● Entries from a visual dataset:
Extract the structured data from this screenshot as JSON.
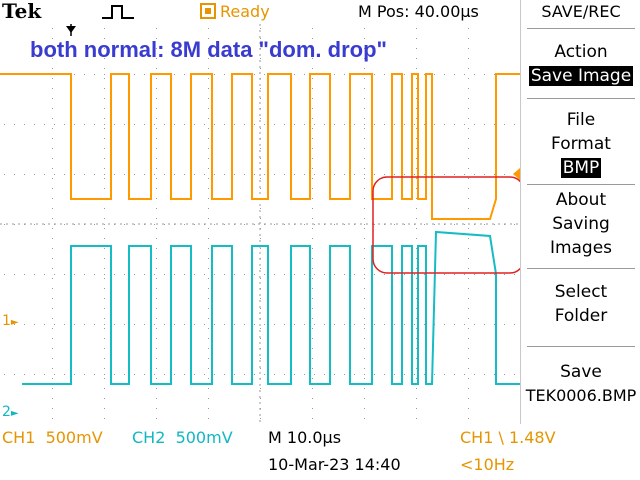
{
  "brand": "Tek",
  "acquisition": {
    "status": "Ready",
    "mpos": "M Pos: 40.00µs"
  },
  "screen_title": "both normal: 8M data \"dom. drop\"",
  "side_menu": {
    "title": "SAVE/REC",
    "action_label": "Action",
    "action_value": "Save Image",
    "file_format_l1": "File",
    "file_format_l2": "Format",
    "file_format_value": "BMP",
    "about_l1": "About",
    "about_l2": "Saving",
    "about_l3": "Images",
    "select_l1": "Select",
    "select_l2": "Folder",
    "save_l1": "Save",
    "save_l2": "TEK0006.BMP"
  },
  "bottom": {
    "ch1_label": "CH1",
    "ch1_scale": "500mV",
    "ch2_label": "CH2",
    "ch2_scale": "500mV",
    "timebase": "M 10.0µs",
    "trigger_ch": "CH1",
    "trigger_symbol": "\\",
    "trigger_level": "1.48V",
    "date": "10-Mar-23 14:40",
    "freq": "<10Hz"
  },
  "markers": {
    "ch1": "1",
    "ch2": "2"
  },
  "colors": {
    "ch1": "#ff9900",
    "ch2": "#15bcc4",
    "title": "#3a3cd0",
    "annotation": "#e02020",
    "grid": "#9a9a9a"
  }
}
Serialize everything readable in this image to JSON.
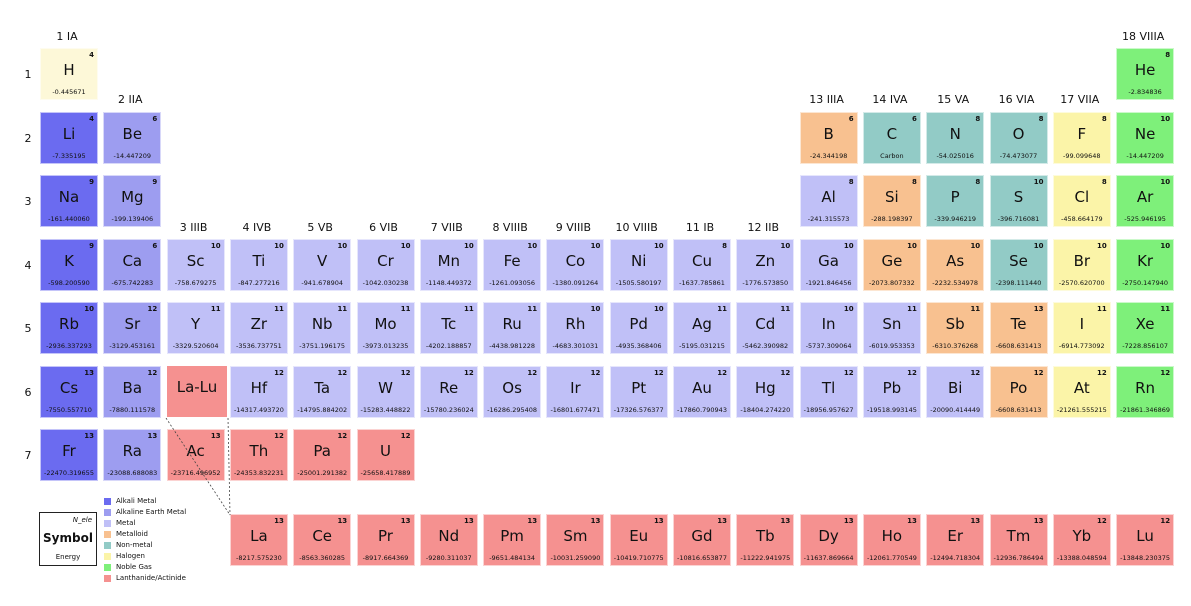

● GIVEN REQUEST: Show all lines in the entries above where the word "this" appears.

● TASK RESPONSE:
Extract the structured data from this screenshot as JSON.
Serialize everything readable in this image to JSON.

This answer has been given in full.